### Exercício proposto 1
Reproduza ao pé da letra as linhas das entradas, a partir da que contém "547, 370, 565]" até a que contém "374, 768, 398]", incluindo as duas.

### Trecho do documento
____________________
Arlene Rocha – As pessoas se conheciam, chamavam outras, conversavam com os pais, era tudo muito espontâneo. Na época existia esta relação de confiança. Acredito que hoje não seria possível. As relações não são as mesmas. Todas as crianças se conheciam, as famílias se conheciam. Eu visitava a casa delas, elas iam à minha casa. Eu era uma pessoa do bairro. Eu era como elas, com uma estrutura melhor de vida.


Jornal Crimeia – Que espetáculos você destacaria?


Arlene Rocha – Ah, fizemos muitas coreografias e espetáculos. Era o tempo do fim da Ditadura Militar, do nascimento do PT. Fizemos muitas apresentações ligadas a manifestações políticas, em bares, nas ruas, na Praça Cívica, teatros, municípios. Não era só o pessoal do Sandança e do Crimeia. Os artistas de Goiânia, que participavam do movimento de teatro amador da época, também se apresentavam com a gente. O movimento cultural em Goiânia estava em plena ebulição. Tinha movimentos alternativos em vários bairros. A gente participava destes eventos na Federação de Teatro, associações de bairros ligadas ao PT. Era assim que acontecia. Em Gurupi, por exemplo, quando a gente foi era o pessoal do PT que também fazia teatro amador, O Donizete Nogueira, que é dirigente do PT no Tocantins era um dos líderes do movimento. Fomos a Gurupi, Porto Nacional no Tocantins e em vários municípios de Goiânia. O Aguinaldo (Guido), que hoje é um ator conhecido em Goiânia, antes de ir para São Paulo e Rio de Janeiro, participou do Sandança. A Charlene Brito, que hoje é atriz no Tocantins, também. O irmão dela, Hélio Brito, é cineasta. Você é jornalista e Produtor cultural. Então o Sandança foi uma história de amigos como ocorreu na MPB, com os Beatles, etc. O Sandança então foi um grupo de amigos que começou com a gente no Crimelão, passamos pelo PT e fomos conhecendo gente na cidade. É o processo normal das coisas em todo o mundo.
____________________
### Entradas fornecidas
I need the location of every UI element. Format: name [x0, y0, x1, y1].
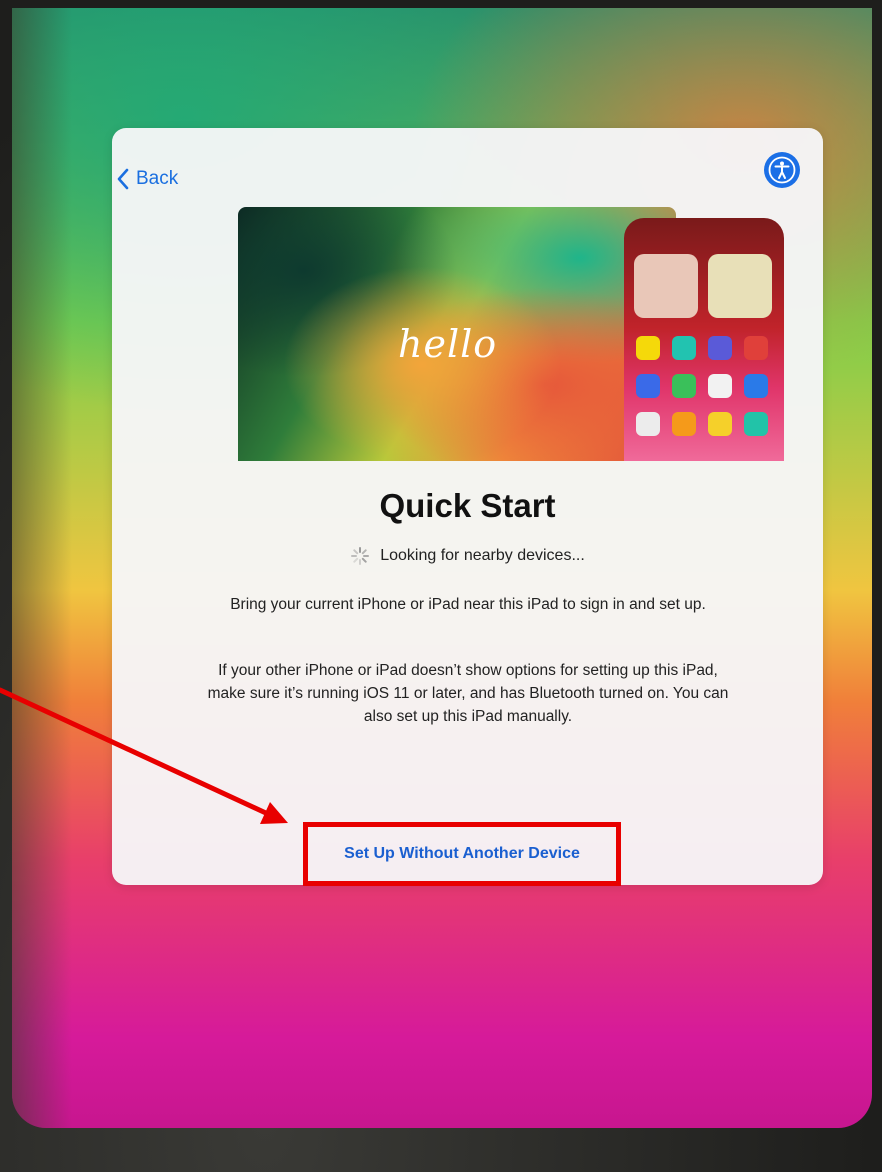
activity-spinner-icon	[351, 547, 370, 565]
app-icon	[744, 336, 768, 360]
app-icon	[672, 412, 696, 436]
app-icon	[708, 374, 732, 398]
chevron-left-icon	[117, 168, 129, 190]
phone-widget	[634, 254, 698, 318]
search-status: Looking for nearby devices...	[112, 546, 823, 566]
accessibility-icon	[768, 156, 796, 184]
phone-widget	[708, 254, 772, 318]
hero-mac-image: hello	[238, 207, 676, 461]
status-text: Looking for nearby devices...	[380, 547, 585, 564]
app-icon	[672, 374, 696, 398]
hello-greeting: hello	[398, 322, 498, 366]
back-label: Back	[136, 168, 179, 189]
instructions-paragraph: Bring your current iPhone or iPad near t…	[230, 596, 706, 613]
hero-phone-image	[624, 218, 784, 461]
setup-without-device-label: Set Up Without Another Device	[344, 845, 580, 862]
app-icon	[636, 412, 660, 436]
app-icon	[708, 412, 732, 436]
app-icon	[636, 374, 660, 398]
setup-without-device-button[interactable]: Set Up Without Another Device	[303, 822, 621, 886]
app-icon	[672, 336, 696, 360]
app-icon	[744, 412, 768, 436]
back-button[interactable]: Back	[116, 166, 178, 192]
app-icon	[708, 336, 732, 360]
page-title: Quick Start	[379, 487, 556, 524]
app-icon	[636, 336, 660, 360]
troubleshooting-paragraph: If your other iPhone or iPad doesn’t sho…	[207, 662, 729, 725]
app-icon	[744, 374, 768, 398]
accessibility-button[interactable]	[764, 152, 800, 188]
____________________
### Exercício proposto 2
Segundo o trecho da entrevista, quem era dirigente do PT no Tocantins?

### Resposta final 1
activity-spinner-icon	[351, 547, 370, 565]
app-icon	[744, 336, 768, 360]
app-icon	[672, 412, 696, 436]
app-icon	[708, 374, 732, 398]
chevron-left-icon	[117, 168, 129, 190]
phone-widget	[634, 254, 698, 318]
search-status: Looking for nearby devices...	[112, 546, 823, 566]
accessibility-icon	[768, 156, 796, 184]
phone-widget	[708, 254, 772, 318]
hero-mac-image: hello	[238, 207, 676, 461]
status-text: Looking for nearby devices...	[380, 547, 585, 564]
app-icon	[672, 374, 696, 398]
hello-greeting: hello	[398, 322, 498, 366]
back-label: Back	[136, 168, 179, 189]
instructions-paragraph: Bring your current iPhone or iPad near t…	[230, 596, 706, 613]
hero-phone-image	[624, 218, 784, 461]
setup-without-device-label: Set Up Without Another Device	[344, 845, 580, 862]
app-icon	[636, 412, 660, 436]
app-icon	[708, 412, 732, 436]
app-icon	[636, 374, 660, 398]
setup-without-device-button[interactable]: Set Up Without Another Device	[303, 822, 621, 886]
app-icon	[672, 336, 696, 360]
app-icon	[744, 412, 768, 436]
back-button[interactable]: Back	[116, 166, 178, 192]
app-icon	[708, 336, 732, 360]
page-title: Quick Start	[379, 487, 556, 524]
app-icon	[636, 336, 660, 360]
troubleshooting-paragraph: If your other iPhone or iPad doesn’t sho…	[207, 662, 729, 725]
app-icon	[744, 374, 768, 398]

### Resposta final 2
Donizete Nogueira.